** start Data provided **

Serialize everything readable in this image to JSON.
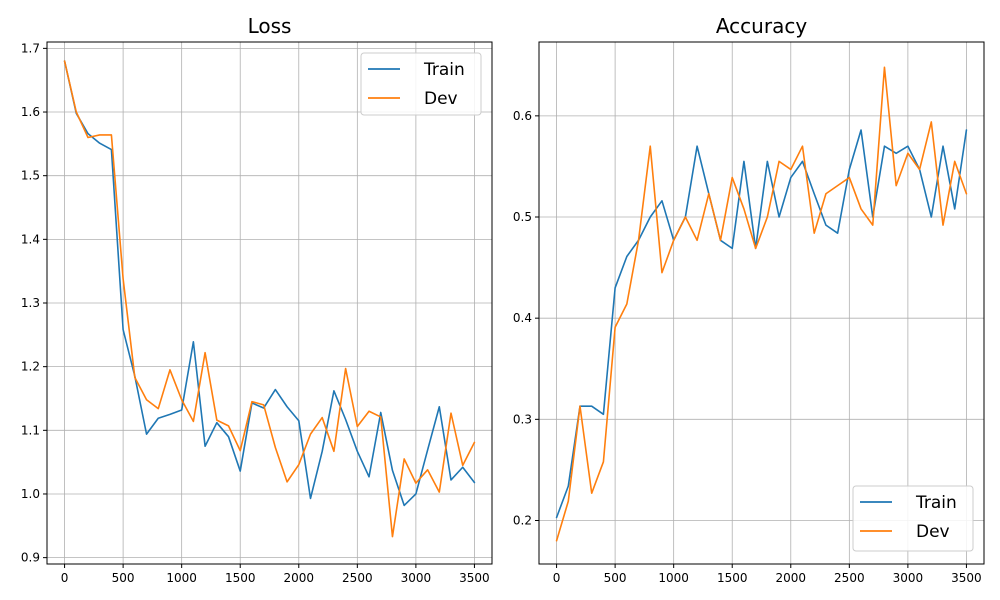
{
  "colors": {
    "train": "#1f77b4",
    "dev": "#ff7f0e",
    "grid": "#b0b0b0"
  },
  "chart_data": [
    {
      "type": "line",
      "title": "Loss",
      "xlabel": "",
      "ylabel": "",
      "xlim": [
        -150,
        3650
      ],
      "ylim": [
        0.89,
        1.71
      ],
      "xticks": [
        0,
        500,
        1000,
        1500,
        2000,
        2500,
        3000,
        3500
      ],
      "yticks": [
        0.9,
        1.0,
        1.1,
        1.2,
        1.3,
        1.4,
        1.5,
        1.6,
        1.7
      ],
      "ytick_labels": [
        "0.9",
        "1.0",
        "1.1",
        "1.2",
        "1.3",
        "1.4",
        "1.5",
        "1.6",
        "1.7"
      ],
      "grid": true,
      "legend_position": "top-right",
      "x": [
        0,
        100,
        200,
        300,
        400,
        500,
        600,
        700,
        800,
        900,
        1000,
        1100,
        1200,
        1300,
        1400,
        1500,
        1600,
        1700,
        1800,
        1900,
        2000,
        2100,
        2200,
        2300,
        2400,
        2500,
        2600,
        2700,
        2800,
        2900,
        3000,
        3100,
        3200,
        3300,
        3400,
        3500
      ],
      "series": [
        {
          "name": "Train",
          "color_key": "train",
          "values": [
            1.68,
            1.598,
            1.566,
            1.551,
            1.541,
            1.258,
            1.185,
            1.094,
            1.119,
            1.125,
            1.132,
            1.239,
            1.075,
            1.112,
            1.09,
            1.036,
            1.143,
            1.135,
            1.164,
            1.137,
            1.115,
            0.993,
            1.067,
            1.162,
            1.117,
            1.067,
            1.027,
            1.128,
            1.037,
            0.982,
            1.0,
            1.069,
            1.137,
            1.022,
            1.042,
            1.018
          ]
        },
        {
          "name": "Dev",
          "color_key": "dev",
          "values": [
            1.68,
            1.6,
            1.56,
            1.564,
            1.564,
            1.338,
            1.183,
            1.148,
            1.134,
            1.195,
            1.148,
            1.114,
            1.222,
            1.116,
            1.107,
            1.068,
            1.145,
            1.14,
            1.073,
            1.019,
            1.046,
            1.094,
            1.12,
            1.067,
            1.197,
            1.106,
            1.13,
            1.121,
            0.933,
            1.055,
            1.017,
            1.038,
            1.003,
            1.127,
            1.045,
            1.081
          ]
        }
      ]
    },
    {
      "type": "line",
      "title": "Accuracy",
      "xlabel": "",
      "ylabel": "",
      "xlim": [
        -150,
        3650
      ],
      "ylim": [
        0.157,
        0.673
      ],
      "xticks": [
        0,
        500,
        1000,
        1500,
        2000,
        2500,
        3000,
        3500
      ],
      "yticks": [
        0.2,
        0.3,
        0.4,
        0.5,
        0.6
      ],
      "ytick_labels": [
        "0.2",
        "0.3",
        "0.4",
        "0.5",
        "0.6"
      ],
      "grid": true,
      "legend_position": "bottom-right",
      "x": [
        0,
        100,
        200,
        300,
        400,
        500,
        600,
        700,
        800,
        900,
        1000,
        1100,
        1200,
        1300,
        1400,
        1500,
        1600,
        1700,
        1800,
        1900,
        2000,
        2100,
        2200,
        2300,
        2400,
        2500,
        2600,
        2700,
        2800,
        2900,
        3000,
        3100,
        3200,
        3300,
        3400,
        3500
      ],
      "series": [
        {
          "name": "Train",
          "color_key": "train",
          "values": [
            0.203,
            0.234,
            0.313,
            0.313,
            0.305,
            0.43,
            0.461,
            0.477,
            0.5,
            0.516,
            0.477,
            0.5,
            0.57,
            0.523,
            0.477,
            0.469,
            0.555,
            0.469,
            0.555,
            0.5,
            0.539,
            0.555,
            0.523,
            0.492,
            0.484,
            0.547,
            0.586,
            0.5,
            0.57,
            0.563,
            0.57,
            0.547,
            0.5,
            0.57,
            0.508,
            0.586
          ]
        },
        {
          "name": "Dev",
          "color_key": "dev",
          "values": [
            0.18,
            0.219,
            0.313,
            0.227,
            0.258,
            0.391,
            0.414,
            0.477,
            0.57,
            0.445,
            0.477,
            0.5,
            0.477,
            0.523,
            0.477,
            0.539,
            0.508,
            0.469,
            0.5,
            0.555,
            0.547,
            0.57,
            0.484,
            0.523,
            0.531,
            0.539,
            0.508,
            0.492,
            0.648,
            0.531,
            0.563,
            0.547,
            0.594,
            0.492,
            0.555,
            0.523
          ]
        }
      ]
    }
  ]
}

** end Data provided **

To be done:
Extract every line of the data exactly; pictures stay out.

Result of the exercise:
Serialize everything readable in this image to JSON.
{
  "colors": {
    "train": "#1f77b4",
    "dev": "#ff7f0e",
    "grid": "#b0b0b0"
  },
  "chart_data": [
    {
      "type": "line",
      "title": "Loss",
      "xlabel": "",
      "ylabel": "",
      "xlim": [
        -150,
        3650
      ],
      "ylim": [
        0.89,
        1.71
      ],
      "xticks": [
        0,
        500,
        1000,
        1500,
        2000,
        2500,
        3000,
        3500
      ],
      "yticks": [
        0.9,
        1.0,
        1.1,
        1.2,
        1.3,
        1.4,
        1.5,
        1.6,
        1.7
      ],
      "ytick_labels": [
        "0.9",
        "1.0",
        "1.1",
        "1.2",
        "1.3",
        "1.4",
        "1.5",
        "1.6",
        "1.7"
      ],
      "grid": true,
      "legend_position": "top-right",
      "x": [
        0,
        100,
        200,
        300,
        400,
        500,
        600,
        700,
        800,
        900,
        1000,
        1100,
        1200,
        1300,
        1400,
        1500,
        1600,
        1700,
        1800,
        1900,
        2000,
        2100,
        2200,
        2300,
        2400,
        2500,
        2600,
        2700,
        2800,
        2900,
        3000,
        3100,
        3200,
        3300,
        3400,
        3500
      ],
      "series": [
        {
          "name": "Train",
          "color_key": "train",
          "values": [
            1.68,
            1.598,
            1.566,
            1.551,
            1.541,
            1.258,
            1.185,
            1.094,
            1.119,
            1.125,
            1.132,
            1.239,
            1.075,
            1.112,
            1.09,
            1.036,
            1.143,
            1.135,
            1.164,
            1.137,
            1.115,
            0.993,
            1.067,
            1.162,
            1.117,
            1.067,
            1.027,
            1.128,
            1.037,
            0.982,
            1.0,
            1.069,
            1.137,
            1.022,
            1.042,
            1.018
          ]
        },
        {
          "name": "Dev",
          "color_key": "dev",
          "values": [
            1.68,
            1.6,
            1.56,
            1.564,
            1.564,
            1.338,
            1.183,
            1.148,
            1.134,
            1.195,
            1.148,
            1.114,
            1.222,
            1.116,
            1.107,
            1.068,
            1.145,
            1.14,
            1.073,
            1.019,
            1.046,
            1.094,
            1.12,
            1.067,
            1.197,
            1.106,
            1.13,
            1.121,
            0.933,
            1.055,
            1.017,
            1.038,
            1.003,
            1.127,
            1.045,
            1.081
          ]
        }
      ]
    },
    {
      "type": "line",
      "title": "Accuracy",
      "xlabel": "",
      "ylabel": "",
      "xlim": [
        -150,
        3650
      ],
      "ylim": [
        0.157,
        0.673
      ],
      "xticks": [
        0,
        500,
        1000,
        1500,
        2000,
        2500,
        3000,
        3500
      ],
      "yticks": [
        0.2,
        0.3,
        0.4,
        0.5,
        0.6
      ],
      "ytick_labels": [
        "0.2",
        "0.3",
        "0.4",
        "0.5",
        "0.6"
      ],
      "grid": true,
      "legend_position": "bottom-right",
      "x": [
        0,
        100,
        200,
        300,
        400,
        500,
        600,
        700,
        800,
        900,
        1000,
        1100,
        1200,
        1300,
        1400,
        1500,
        1600,
        1700,
        1800,
        1900,
        2000,
        2100,
        2200,
        2300,
        2400,
        2500,
        2600,
        2700,
        2800,
        2900,
        3000,
        3100,
        3200,
        3300,
        3400,
        3500
      ],
      "series": [
        {
          "name": "Train",
          "color_key": "train",
          "values": [
            0.203,
            0.234,
            0.313,
            0.313,
            0.305,
            0.43,
            0.461,
            0.477,
            0.5,
            0.516,
            0.477,
            0.5,
            0.57,
            0.523,
            0.477,
            0.469,
            0.555,
            0.469,
            0.555,
            0.5,
            0.539,
            0.555,
            0.523,
            0.492,
            0.484,
            0.547,
            0.586,
            0.5,
            0.57,
            0.563,
            0.57,
            0.547,
            0.5,
            0.57,
            0.508,
            0.586
          ]
        },
        {
          "name": "Dev",
          "color_key": "dev",
          "values": [
            0.18,
            0.219,
            0.313,
            0.227,
            0.258,
            0.391,
            0.414,
            0.477,
            0.57,
            0.445,
            0.477,
            0.5,
            0.477,
            0.523,
            0.477,
            0.539,
            0.508,
            0.469,
            0.5,
            0.555,
            0.547,
            0.57,
            0.484,
            0.523,
            0.531,
            0.539,
            0.508,
            0.492,
            0.648,
            0.531,
            0.563,
            0.547,
            0.594,
            0.492,
            0.555,
            0.523
          ]
        }
      ]
    }
  ]
}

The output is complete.